#### TASK STATEMENT
Select all lines holding the word "data" from the entries that follow.

## BEGIN

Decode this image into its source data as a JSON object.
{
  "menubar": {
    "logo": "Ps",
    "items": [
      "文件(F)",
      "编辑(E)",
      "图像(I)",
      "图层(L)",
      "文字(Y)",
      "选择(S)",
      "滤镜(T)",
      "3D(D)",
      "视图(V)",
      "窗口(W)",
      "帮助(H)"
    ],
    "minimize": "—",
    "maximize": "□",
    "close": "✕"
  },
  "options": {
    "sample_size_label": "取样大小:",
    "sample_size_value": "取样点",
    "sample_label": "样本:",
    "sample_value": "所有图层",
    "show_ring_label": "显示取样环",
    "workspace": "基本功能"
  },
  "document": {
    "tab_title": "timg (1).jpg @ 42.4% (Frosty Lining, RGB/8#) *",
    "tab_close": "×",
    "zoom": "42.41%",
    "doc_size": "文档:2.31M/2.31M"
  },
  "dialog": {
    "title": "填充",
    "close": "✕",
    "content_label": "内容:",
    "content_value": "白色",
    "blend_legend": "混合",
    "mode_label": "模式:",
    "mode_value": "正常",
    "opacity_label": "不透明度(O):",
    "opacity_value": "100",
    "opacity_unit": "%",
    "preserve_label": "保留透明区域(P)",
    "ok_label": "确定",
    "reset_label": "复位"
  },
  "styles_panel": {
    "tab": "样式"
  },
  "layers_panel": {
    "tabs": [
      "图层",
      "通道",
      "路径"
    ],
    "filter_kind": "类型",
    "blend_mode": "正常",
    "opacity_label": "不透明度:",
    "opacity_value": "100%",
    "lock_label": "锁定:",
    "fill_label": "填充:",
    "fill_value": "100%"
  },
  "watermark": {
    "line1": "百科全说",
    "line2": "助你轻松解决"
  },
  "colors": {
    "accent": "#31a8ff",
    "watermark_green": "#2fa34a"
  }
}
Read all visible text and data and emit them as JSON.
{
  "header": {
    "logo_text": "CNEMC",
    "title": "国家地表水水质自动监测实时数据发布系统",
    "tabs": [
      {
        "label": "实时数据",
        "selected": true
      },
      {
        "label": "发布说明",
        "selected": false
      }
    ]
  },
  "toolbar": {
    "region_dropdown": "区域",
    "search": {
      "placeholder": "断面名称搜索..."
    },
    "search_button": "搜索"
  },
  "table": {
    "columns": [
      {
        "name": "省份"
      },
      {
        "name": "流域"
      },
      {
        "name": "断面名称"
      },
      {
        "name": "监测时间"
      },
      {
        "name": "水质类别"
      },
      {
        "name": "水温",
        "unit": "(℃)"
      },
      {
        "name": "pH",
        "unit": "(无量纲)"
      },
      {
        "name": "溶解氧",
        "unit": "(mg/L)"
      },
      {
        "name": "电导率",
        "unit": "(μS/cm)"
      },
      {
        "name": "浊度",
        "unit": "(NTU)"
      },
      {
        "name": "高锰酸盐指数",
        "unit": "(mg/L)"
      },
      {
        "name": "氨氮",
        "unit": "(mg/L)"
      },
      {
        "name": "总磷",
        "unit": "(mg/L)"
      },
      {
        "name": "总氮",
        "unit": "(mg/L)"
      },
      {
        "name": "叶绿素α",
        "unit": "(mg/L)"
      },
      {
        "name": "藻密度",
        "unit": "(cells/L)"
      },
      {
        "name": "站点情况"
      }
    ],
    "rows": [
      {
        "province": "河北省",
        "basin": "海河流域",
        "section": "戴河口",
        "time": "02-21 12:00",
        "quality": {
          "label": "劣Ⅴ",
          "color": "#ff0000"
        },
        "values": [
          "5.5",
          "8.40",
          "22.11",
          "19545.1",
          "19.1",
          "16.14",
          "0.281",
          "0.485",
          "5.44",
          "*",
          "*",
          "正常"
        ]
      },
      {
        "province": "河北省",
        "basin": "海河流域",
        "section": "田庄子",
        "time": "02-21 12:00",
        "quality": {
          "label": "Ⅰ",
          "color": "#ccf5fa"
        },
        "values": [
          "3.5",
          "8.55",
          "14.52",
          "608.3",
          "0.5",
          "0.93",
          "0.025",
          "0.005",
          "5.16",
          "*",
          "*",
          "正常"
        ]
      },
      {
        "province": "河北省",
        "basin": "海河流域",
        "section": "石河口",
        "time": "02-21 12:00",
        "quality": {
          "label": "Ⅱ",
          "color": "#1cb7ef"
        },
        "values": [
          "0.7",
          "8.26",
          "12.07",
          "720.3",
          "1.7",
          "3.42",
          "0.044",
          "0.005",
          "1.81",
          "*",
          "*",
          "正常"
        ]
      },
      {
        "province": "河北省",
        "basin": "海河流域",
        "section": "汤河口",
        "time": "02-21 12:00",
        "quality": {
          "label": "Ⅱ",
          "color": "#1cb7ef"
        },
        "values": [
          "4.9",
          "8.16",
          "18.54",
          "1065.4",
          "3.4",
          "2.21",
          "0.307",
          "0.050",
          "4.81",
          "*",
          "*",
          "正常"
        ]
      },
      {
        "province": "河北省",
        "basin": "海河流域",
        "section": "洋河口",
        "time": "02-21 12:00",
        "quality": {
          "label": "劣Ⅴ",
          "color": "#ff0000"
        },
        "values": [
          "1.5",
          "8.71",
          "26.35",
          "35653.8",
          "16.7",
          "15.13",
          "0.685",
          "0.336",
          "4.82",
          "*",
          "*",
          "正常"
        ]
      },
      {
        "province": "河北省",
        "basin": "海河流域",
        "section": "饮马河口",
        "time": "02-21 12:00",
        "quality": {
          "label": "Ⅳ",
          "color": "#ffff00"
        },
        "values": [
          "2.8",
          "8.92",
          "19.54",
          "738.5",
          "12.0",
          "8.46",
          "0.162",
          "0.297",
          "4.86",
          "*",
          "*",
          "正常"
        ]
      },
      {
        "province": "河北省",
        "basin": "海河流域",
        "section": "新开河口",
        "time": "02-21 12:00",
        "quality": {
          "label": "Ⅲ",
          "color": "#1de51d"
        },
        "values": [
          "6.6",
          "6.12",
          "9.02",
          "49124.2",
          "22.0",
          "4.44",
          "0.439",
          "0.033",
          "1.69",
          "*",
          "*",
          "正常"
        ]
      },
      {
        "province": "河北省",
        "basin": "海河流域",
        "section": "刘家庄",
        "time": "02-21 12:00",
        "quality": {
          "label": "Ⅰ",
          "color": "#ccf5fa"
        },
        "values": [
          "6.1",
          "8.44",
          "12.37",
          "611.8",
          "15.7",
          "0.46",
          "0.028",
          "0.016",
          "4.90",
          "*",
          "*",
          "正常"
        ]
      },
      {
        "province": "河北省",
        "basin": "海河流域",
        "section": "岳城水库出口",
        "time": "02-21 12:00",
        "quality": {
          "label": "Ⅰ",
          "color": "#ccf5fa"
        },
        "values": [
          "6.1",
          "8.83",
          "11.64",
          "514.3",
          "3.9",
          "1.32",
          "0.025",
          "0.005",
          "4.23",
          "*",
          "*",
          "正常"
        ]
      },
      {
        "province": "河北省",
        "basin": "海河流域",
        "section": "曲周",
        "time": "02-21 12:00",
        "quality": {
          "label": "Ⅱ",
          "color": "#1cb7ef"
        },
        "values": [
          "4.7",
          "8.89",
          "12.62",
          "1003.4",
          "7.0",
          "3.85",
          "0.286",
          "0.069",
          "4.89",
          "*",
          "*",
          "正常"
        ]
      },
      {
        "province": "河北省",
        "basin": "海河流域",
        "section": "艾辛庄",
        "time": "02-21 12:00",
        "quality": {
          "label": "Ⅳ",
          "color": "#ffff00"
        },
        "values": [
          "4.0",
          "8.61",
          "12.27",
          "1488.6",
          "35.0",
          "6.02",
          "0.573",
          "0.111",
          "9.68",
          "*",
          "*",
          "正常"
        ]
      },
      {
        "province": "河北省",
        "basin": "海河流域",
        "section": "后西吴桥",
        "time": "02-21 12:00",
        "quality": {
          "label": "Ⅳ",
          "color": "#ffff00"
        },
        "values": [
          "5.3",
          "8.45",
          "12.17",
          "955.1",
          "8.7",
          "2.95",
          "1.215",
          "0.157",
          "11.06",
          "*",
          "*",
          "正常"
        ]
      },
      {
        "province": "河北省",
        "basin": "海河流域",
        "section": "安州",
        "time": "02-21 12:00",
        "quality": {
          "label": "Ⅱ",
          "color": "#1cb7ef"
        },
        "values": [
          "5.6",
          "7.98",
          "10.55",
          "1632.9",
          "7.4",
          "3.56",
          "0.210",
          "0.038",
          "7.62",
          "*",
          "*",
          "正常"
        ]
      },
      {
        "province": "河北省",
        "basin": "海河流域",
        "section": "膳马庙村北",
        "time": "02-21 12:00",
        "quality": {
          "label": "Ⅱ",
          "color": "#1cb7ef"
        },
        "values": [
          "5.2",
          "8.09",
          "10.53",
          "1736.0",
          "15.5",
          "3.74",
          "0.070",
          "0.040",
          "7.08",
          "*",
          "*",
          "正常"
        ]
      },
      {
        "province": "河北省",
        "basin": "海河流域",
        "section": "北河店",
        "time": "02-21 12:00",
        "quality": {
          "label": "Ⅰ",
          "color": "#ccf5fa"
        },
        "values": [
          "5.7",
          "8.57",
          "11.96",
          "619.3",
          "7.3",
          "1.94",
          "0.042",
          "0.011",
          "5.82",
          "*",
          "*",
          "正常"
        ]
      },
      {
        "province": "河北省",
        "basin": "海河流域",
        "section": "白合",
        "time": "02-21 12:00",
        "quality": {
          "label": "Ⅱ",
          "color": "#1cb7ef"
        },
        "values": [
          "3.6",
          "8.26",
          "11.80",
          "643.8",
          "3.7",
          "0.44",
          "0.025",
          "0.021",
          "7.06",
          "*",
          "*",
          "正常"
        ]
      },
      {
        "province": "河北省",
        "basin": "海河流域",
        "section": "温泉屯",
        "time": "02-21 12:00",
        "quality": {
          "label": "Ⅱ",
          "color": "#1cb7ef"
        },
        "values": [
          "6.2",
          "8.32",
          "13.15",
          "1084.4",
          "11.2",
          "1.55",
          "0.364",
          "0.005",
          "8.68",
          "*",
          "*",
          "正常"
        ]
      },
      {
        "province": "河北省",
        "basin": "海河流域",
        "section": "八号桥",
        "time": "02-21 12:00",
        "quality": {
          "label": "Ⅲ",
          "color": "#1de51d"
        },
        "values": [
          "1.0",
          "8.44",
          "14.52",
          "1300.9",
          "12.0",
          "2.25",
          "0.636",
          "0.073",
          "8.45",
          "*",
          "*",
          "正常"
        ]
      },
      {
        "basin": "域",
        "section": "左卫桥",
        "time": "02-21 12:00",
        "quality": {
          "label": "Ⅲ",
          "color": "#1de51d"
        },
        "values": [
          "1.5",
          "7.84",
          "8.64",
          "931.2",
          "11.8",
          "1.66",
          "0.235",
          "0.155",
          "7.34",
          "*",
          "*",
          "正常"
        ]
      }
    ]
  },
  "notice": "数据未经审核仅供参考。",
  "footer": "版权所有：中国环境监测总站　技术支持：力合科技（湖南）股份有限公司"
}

## END

#### EXERCISE SOLUTION
Decode this image into its source data as a JSON object.
Read all visible text and data and emit them as JSON.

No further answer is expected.